* Begin *
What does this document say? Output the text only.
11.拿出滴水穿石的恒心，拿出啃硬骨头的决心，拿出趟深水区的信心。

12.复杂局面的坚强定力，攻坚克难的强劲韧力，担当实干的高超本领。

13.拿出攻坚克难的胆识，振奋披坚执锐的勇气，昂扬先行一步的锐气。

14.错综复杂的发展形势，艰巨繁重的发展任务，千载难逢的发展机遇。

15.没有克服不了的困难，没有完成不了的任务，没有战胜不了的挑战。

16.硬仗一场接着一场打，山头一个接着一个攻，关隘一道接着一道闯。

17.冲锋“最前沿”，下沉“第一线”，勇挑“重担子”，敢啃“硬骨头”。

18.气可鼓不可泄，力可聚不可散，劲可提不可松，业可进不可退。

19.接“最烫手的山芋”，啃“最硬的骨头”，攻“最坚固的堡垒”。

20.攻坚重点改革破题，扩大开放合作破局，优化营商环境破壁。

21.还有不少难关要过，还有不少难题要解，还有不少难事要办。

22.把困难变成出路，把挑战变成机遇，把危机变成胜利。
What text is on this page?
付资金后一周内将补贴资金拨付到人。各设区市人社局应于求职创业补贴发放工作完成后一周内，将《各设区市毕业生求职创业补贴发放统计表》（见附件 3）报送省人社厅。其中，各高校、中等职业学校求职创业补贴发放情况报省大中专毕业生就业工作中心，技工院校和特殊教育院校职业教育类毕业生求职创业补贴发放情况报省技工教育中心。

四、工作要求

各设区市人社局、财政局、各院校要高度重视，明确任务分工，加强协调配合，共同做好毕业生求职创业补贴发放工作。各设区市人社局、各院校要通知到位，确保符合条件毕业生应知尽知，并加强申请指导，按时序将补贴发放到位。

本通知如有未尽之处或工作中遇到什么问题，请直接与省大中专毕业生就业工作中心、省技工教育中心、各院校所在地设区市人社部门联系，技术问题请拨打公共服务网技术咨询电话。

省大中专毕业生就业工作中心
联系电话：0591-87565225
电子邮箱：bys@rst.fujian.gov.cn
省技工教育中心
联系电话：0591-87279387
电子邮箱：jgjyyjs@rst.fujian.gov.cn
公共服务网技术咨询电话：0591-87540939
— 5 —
* End *
Written exercise — Write out every record shown above, word for word.

Solution for this problem —
What does this document say? Output the text only.
11.拿出滴水穿石的恒心，拿出啃硬骨头的决心，拿出趟深水区的信心。

12.复杂局面的坚强定力，攻坚克难的强劲韧力，担当实干的高超本领。

13.拿出攻坚克难的胆识，振奋披坚执锐的勇气，昂扬先行一步的锐气。

14.错综复杂的发展形势，艰巨繁重的发展任务，千载难逢的发展机遇。

15.没有克服不了的困难，没有完成不了的任务，没有战胜不了的挑战。

16.硬仗一场接着一场打，山头一个接着一个攻，关隘一道接着一道闯。

17.冲锋“最前沿”，下沉“第一线”，勇挑“重担子”，敢啃“硬骨头”。

18.气可鼓不可泄，力可聚不可散，劲可提不可松，业可进不可退。

19.接“最烫手的山芋”，啃“最硬的骨头”，攻“最坚固的堡垒”。

20.攻坚重点改革破题，扩大开放合作破局，优化营商环境破壁。

21.还有不少难关要过，还有不少难题要解，还有不少难事要办。

22.把困难变成出路，把挑战变成机遇，把危机变成胜利。
What text is on this page?
付资金后一周内将补贴资金拨付到人。各设区市人社局应于求职创业补贴发放工作完成后一周内，将《各设区市毕业生求职创业补贴发放统计表》（见附件 3）报送省人社厅。其中，各高校、中等职业学校求职创业补贴发放情况报省大中专毕业生就业工作中心，技工院校和特殊教育院校职业教育类毕业生求职创业补贴发放情况报省技工教育中心。

四、工作要求

各设区市人社局、财政局、各院校要高度重视，明确任务分工，加强协调配合，共同做好毕业生求职创业补贴发放工作。各设区市人社局、各院校要通知到位，确保符合条件毕业生应知尽知，并加强申请指导，按时序将补贴发放到位。

本通知如有未尽之处或工作中遇到什么问题，请直接与省大中专毕业生就业工作中心、省技工教育中心、各院校所在地设区市人社部门联系，技术问题请拨打公共服务网技术咨询电话。

省大中专毕业生就业工作中心
联系电话：0591-87565225
电子邮箱：bys@rst.fujian.gov.cn
省技工教育中心
联系电话：0591-87279387
电子邮箱：jgjyyjs@rst.fujian.gov.cn
公共服务网技术咨询电话：0591-87540939
— 5 —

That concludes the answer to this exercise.